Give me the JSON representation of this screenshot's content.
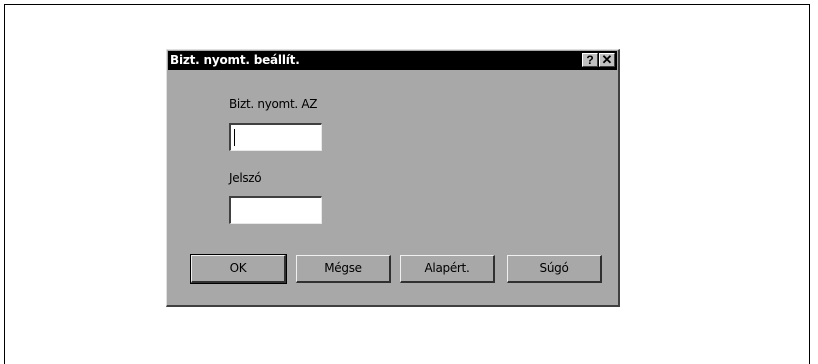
{
  "dialog": {
    "title": "Bizt. nyomt. beállít.",
    "help_glyph": "?",
    "close_glyph": "✕"
  },
  "fields": {
    "id_label": "Bizt. nyomt. AZ",
    "id_value": "",
    "password_label": "Jelszó",
    "password_value": ""
  },
  "buttons": {
    "ok": "OK",
    "cancel": "Mégse",
    "default": "Alapért.",
    "help": "Súgó"
  },
  "icons": [
    "help-icon",
    "close-icon"
  ]
}
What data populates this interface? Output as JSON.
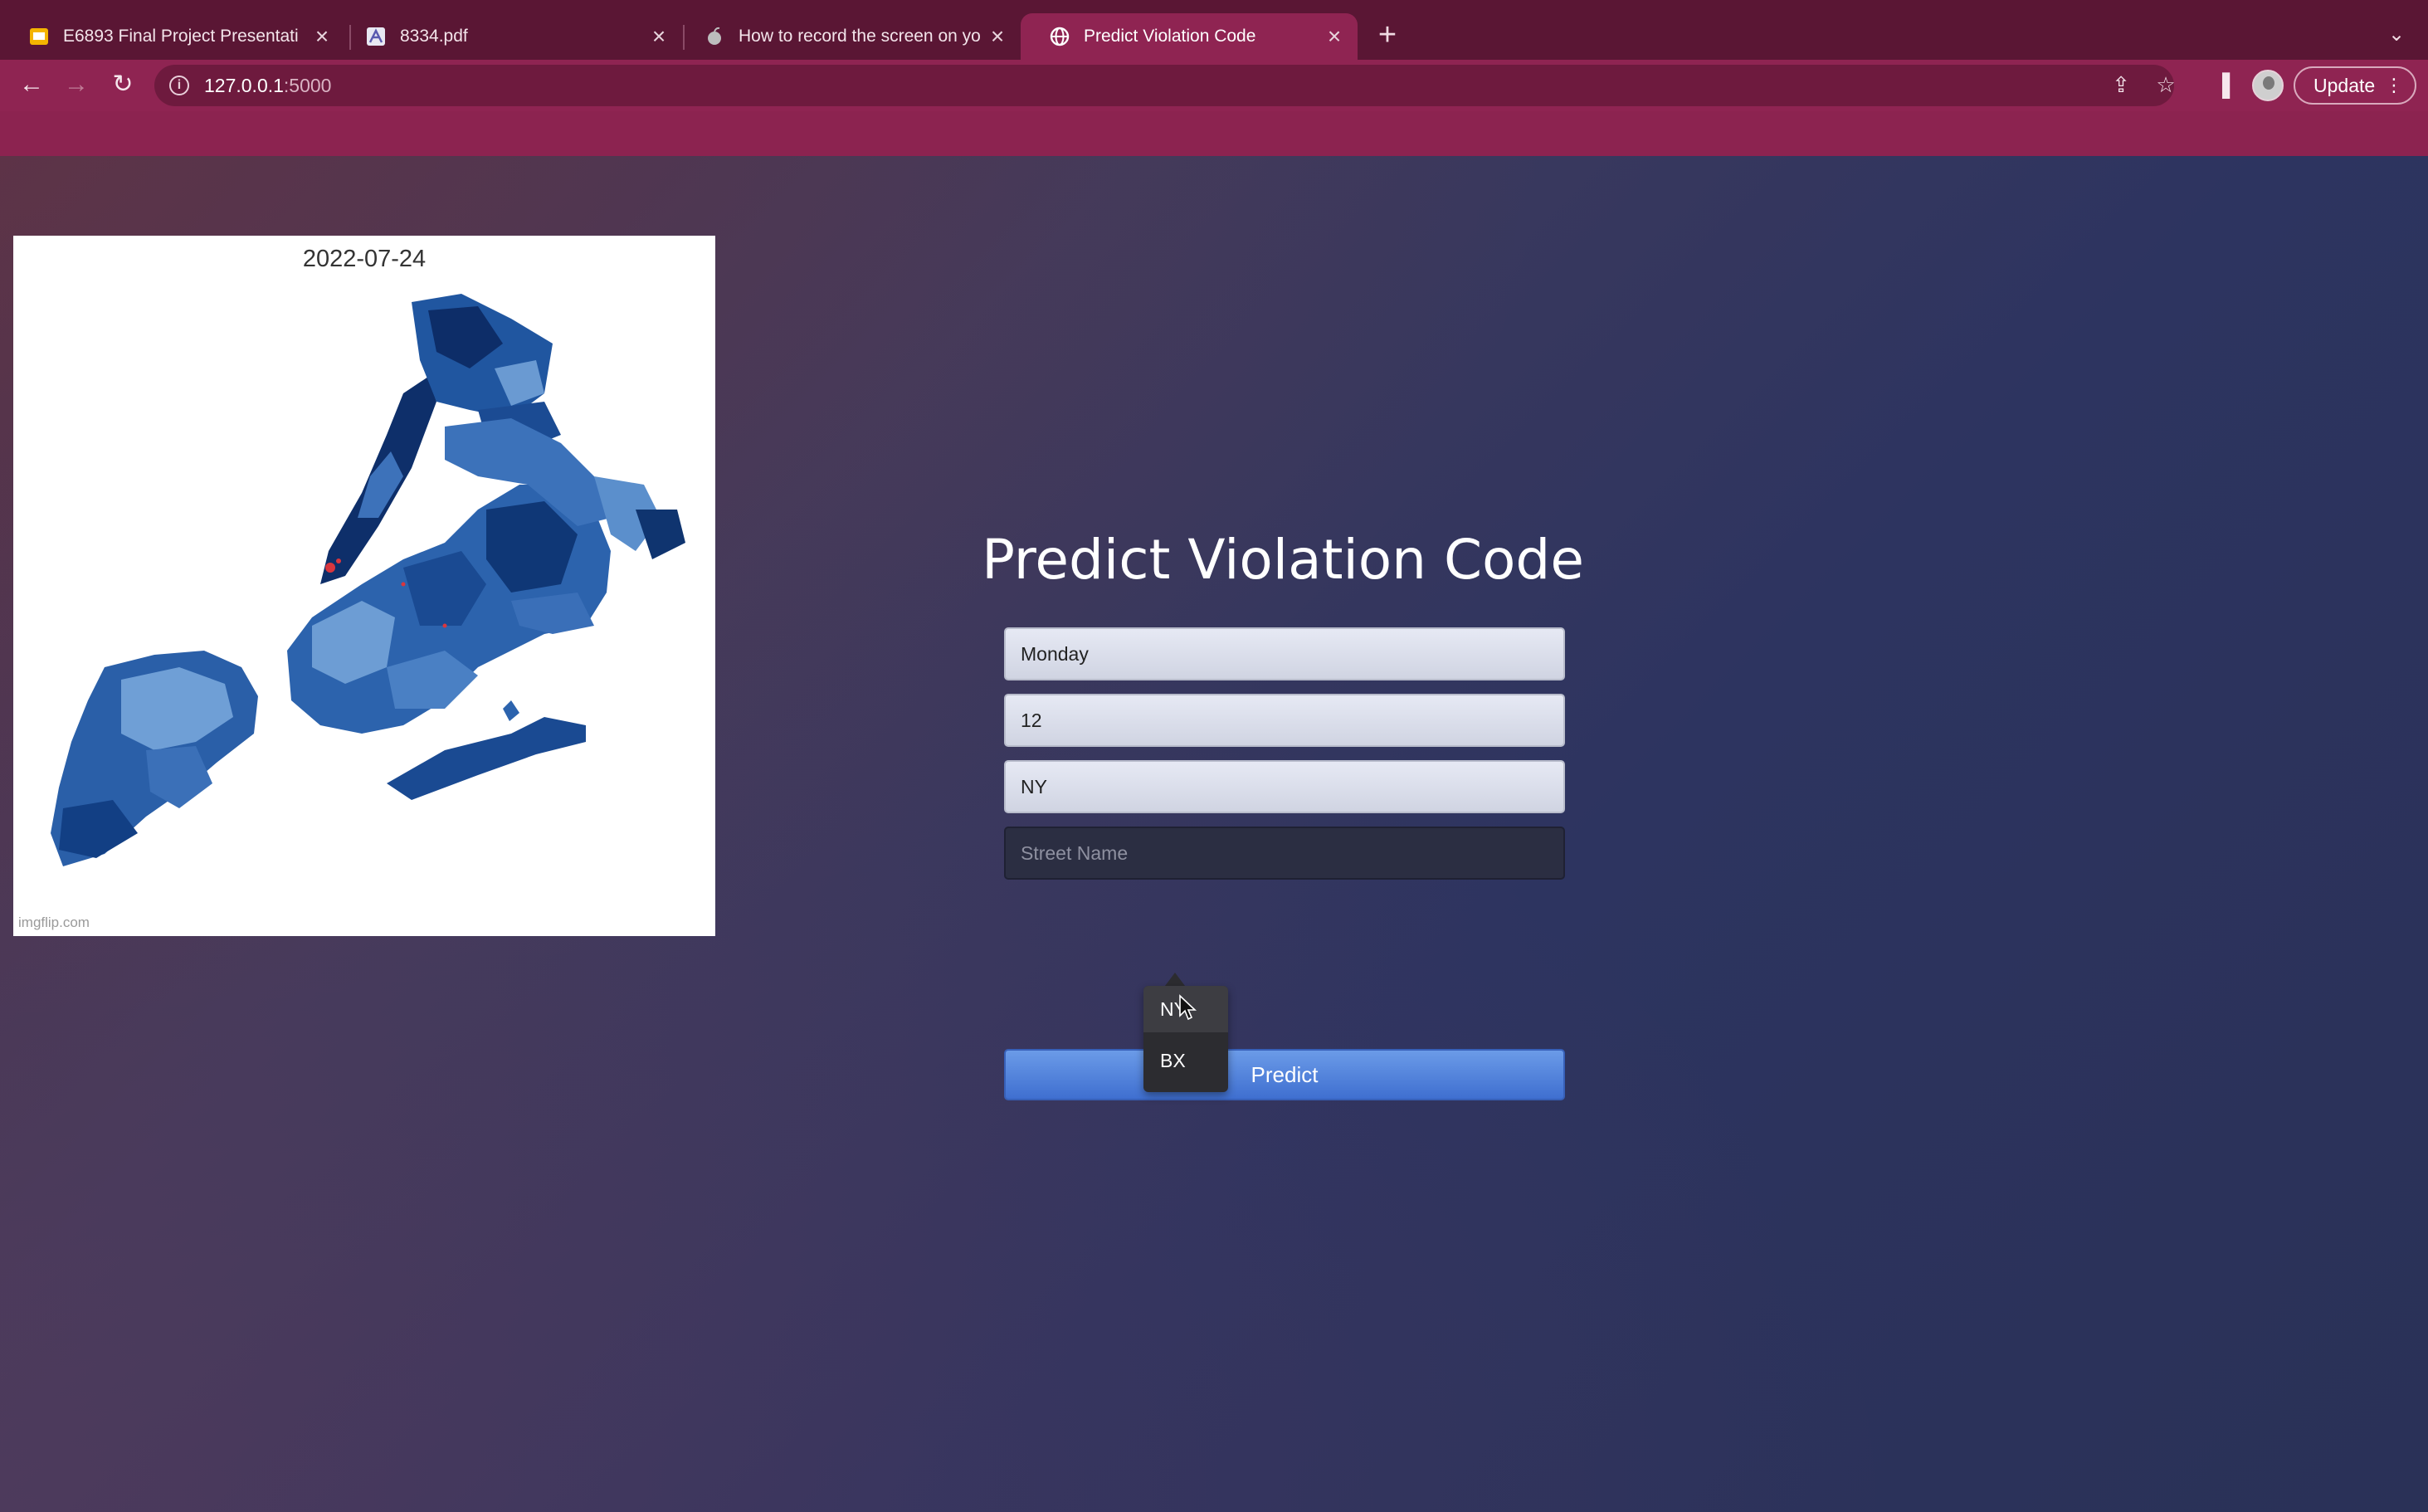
{
  "browser": {
    "tabs": [
      {
        "title": "E6893 Final Project Presentati",
        "icon": "google-slides-icon",
        "active": false
      },
      {
        "title": "8334.pdf",
        "icon": "pdf-icon",
        "active": false
      },
      {
        "title": "How to record the screen on yo",
        "icon": "apple-icon",
        "active": false
      },
      {
        "title": "Predict Violation Code",
        "icon": "globe-icon",
        "active": true
      }
    ],
    "url_host": "127.0.0.1",
    "url_port": ":5000",
    "update_label": "Update"
  },
  "map": {
    "date": "2022-07-24",
    "watermark": "imgflip.com"
  },
  "form": {
    "title": "Predict Violation Code",
    "day_value": "Monday",
    "hour_value": "12",
    "county_value": "NY",
    "street_placeholder": "Street Name",
    "predict_label": "Predict"
  },
  "dropdown": {
    "options": [
      "NY",
      "BX"
    ],
    "selected": "NY"
  },
  "colors": {
    "tabbar": "#5a1634",
    "toolbar": "#8f2452",
    "button": "#4a7ad8",
    "map_blue_dark": "#0b2f6b",
    "map_blue_light": "#8fb4dd"
  }
}
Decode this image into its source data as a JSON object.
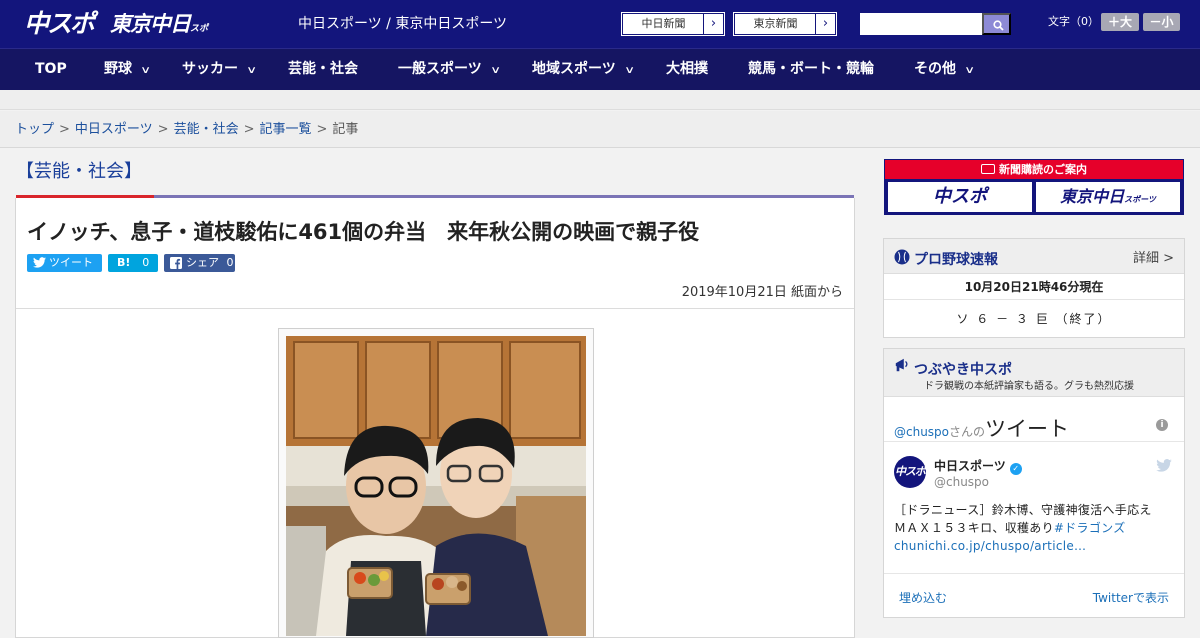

---*---

Task goal
Select from the material above each line in which the string "data" appears, and list those lines.

Task response
What data populates this interface? Output as JSON.
Decode this image into its source data as a JSON object.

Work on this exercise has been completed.